(Dataset records on visual material)

☆ ☆ ☆

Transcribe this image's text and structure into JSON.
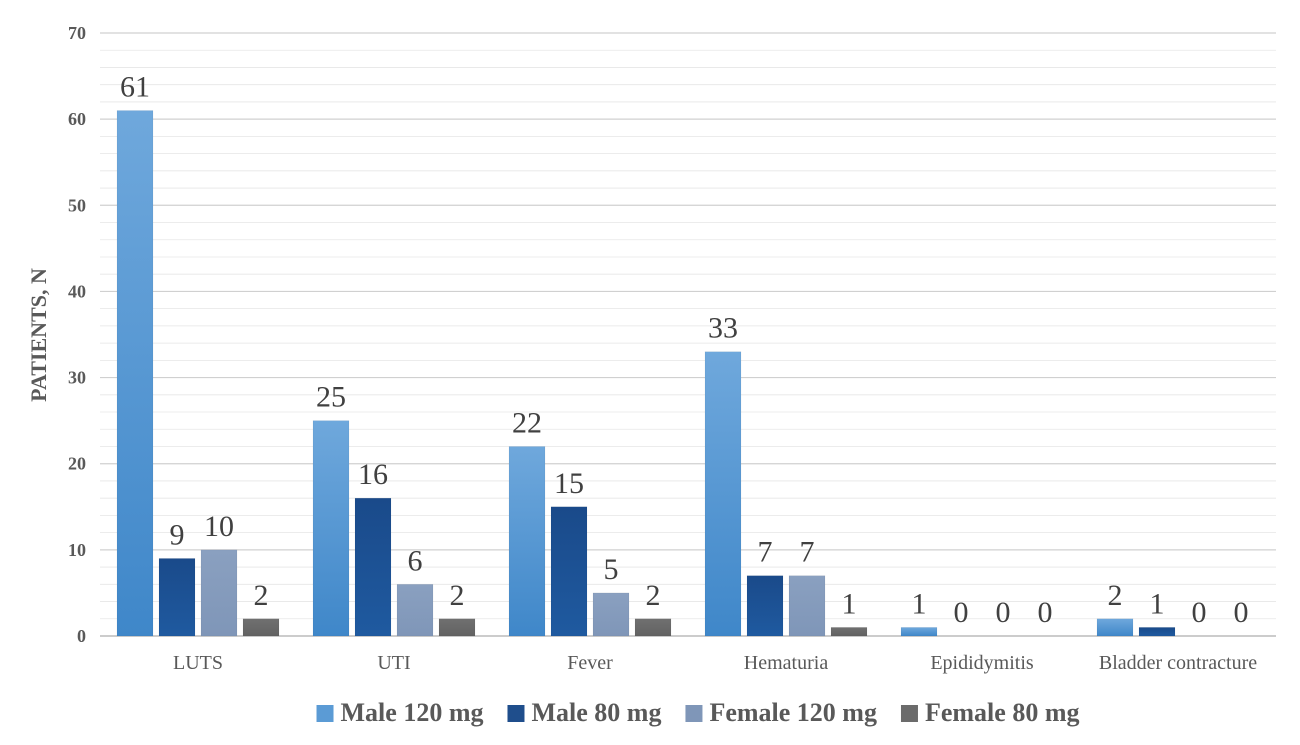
{
  "chart_data": {
    "type": "bar",
    "title": "",
    "xlabel": "",
    "ylabel": "PATIENTS, N",
    "ylim": [
      0,
      70
    ],
    "yticks": [
      0,
      10,
      20,
      30,
      40,
      50,
      60,
      70
    ],
    "grid": true,
    "legend_position": "bottom",
    "categories": [
      "LUTS",
      "UTI",
      "Fever",
      "Hematuria",
      "Epididymitis",
      "Bladder contracture"
    ],
    "series": [
      {
        "name": "Male 120 mg",
        "color": "#5b9bd5",
        "values": [
          61,
          25,
          22,
          33,
          1,
          2
        ]
      },
      {
        "name": "Male 80 mg",
        "color": "#1f4e8c",
        "values": [
          9,
          16,
          15,
          7,
          0,
          1
        ]
      },
      {
        "name": "Female 120 mg",
        "color": "#7f96b8",
        "values": [
          10,
          6,
          5,
          7,
          0,
          0
        ]
      },
      {
        "name": "Female 80 mg",
        "color": "#6b6b6b",
        "values": [
          2,
          2,
          2,
          1,
          0,
          0
        ]
      }
    ]
  }
}
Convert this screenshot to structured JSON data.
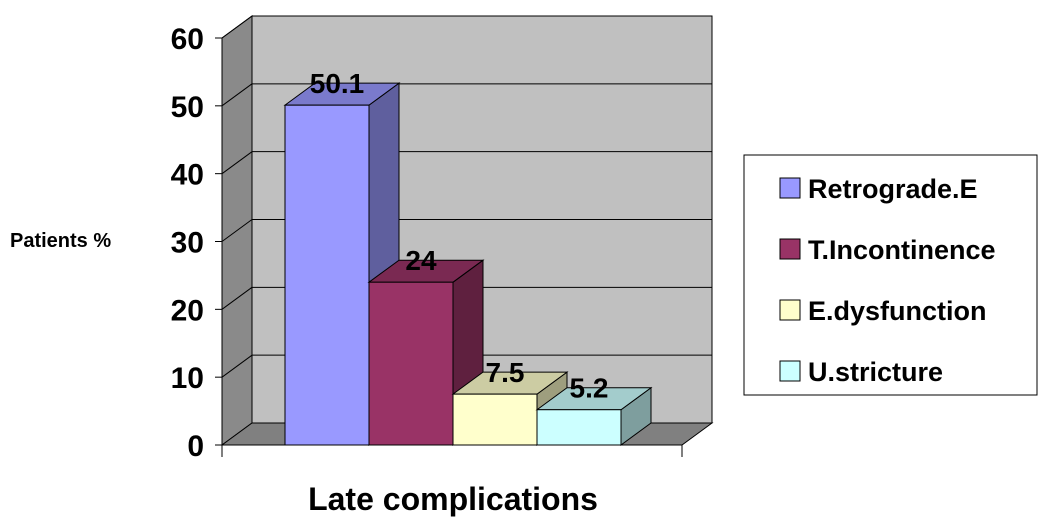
{
  "chart_data": {
    "type": "bar",
    "three_d": true,
    "categories": [
      "Retrograde.E",
      "T.Incontinence",
      "E.dysfunction",
      "U.stricture"
    ],
    "values": [
      50.1,
      24,
      7.5,
      5.2
    ],
    "data_labels": [
      "50.1",
      "24",
      "7.5",
      "5.2"
    ],
    "series": [
      {
        "name": "Retrograde.E",
        "value": 50.1,
        "color": "#9999FF"
      },
      {
        "name": "T.Incontinence",
        "value": 24,
        "color": "#993366"
      },
      {
        "name": "E.dysfunction",
        "value": 7.5,
        "color": "#FFFFCC"
      },
      {
        "name": "U.stricture",
        "value": 5.2,
        "color": "#CCFFFF"
      }
    ],
    "title": "",
    "xlabel": "Late complications",
    "ylabel": "Patients %",
    "ylim": [
      0,
      60
    ],
    "yticks": [
      "0",
      "10",
      "20",
      "30",
      "40",
      "50",
      "60"
    ],
    "grid": true,
    "legend_position": "right",
    "wall_color": "#C0C0C0",
    "floor_color": "#808080"
  }
}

☆ ☆ ☆

> _Required work_:
Would you please copy, exactly and only, the lines from the one with "Convert this screenshot" through the end of the entries above, skipping every picture?

> _Reply to the task_:
Convert this screenshot to structured JSON data.
{
  "chart_data": {
    "type": "bar",
    "three_d": true,
    "categories": [
      "Retrograde.E",
      "T.Incontinence",
      "E.dysfunction",
      "U.stricture"
    ],
    "values": [
      50.1,
      24,
      7.5,
      5.2
    ],
    "data_labels": [
      "50.1",
      "24",
      "7.5",
      "5.2"
    ],
    "series": [
      {
        "name": "Retrograde.E",
        "value": 50.1,
        "color": "#9999FF"
      },
      {
        "name": "T.Incontinence",
        "value": 24,
        "color": "#993366"
      },
      {
        "name": "E.dysfunction",
        "value": 7.5,
        "color": "#FFFFCC"
      },
      {
        "name": "U.stricture",
        "value": 5.2,
        "color": "#CCFFFF"
      }
    ],
    "title": "",
    "xlabel": "Late complications",
    "ylabel": "Patients %",
    "ylim": [
      0,
      60
    ],
    "yticks": [
      "0",
      "10",
      "20",
      "30",
      "40",
      "50",
      "60"
    ],
    "grid": true,
    "legend_position": "right",
    "wall_color": "#C0C0C0",
    "floor_color": "#808080"
  }
}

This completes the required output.